— Task prompt —
Search the material and gather each line with "Convincing" in it.

— start Given data —

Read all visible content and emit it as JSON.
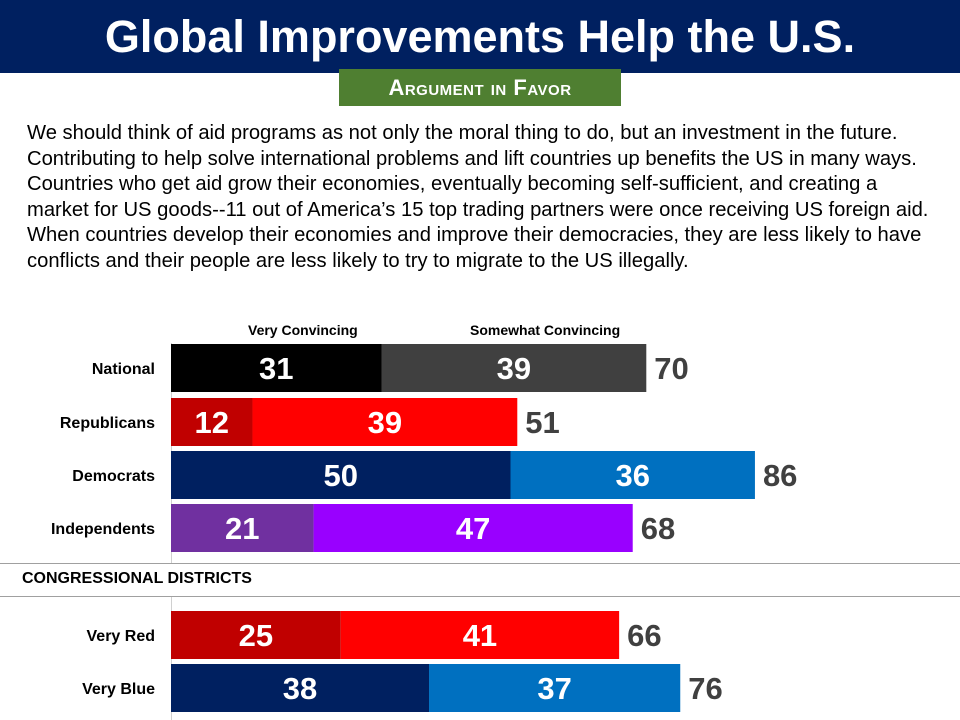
{
  "header": {
    "title": "Global Improvements Help the U.S.",
    "badge": "Argument in Favor"
  },
  "body_text": "We should think of aid programs as not only the moral thing to do, but an investment in the future.  Contributing to help solve international problems and lift countries up benefits the US in many ways.  Countries who get aid grow their economies, eventually becoming self-sufficient, and creating a market for US goods--11 out of America’s 15 top trading partners were once receiving US foreign aid.  When countries develop their economies and improve their democracies, they are less likely to have conflicts and their people are less likely to try to migrate to the US illegally.",
  "section_label": "CONGRESSIONAL DISTRICTS",
  "chart_data": {
    "type": "bar",
    "stacked": true,
    "orientation": "horizontal",
    "legend": [
      "Very Convincing",
      "Somewhat Convincing"
    ],
    "categories": [
      "National",
      "Republicans",
      "Democrats",
      "Independents",
      "Very Red",
      "Very Blue"
    ],
    "series": [
      {
        "name": "Very Convincing",
        "values": [
          31,
          12,
          50,
          21,
          25,
          38
        ],
        "colors": [
          "#000000",
          "#c00000",
          "#002060",
          "#7030a0",
          "#c00000",
          "#002060"
        ]
      },
      {
        "name": "Somewhat Convincing",
        "values": [
          39,
          39,
          36,
          47,
          41,
          37
        ],
        "colors": [
          "#404040",
          "#ff0000",
          "#0070c0",
          "#9900ff",
          "#ff0000",
          "#0070c0"
        ]
      }
    ],
    "totals": [
      70,
      51,
      86,
      68,
      66,
      76
    ],
    "xlim": [
      0,
      100
    ]
  }
}
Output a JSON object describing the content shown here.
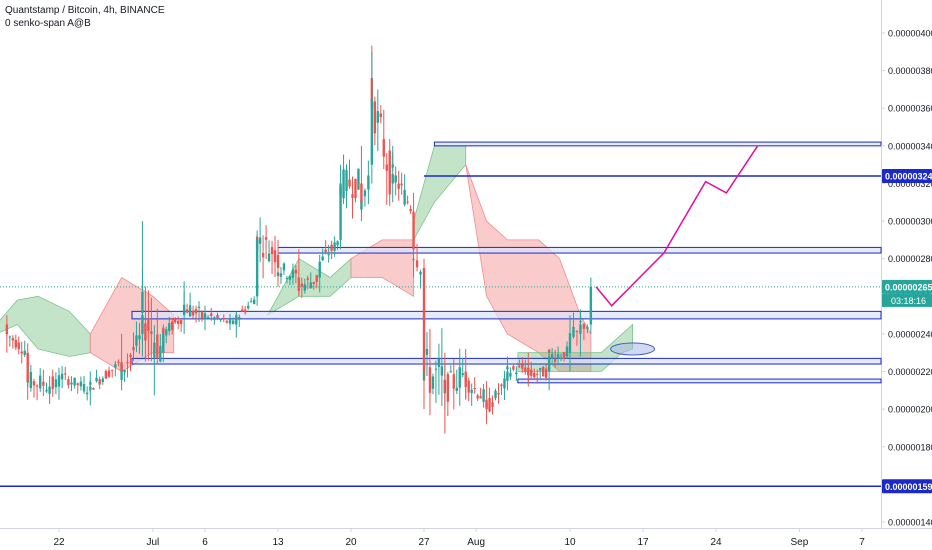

— end Given data —

— Completed task —
      "Very Convincing",
      "Somewhat Convincing"
        "name": "Very Convincing",
        "name": "Somewhat Convincing",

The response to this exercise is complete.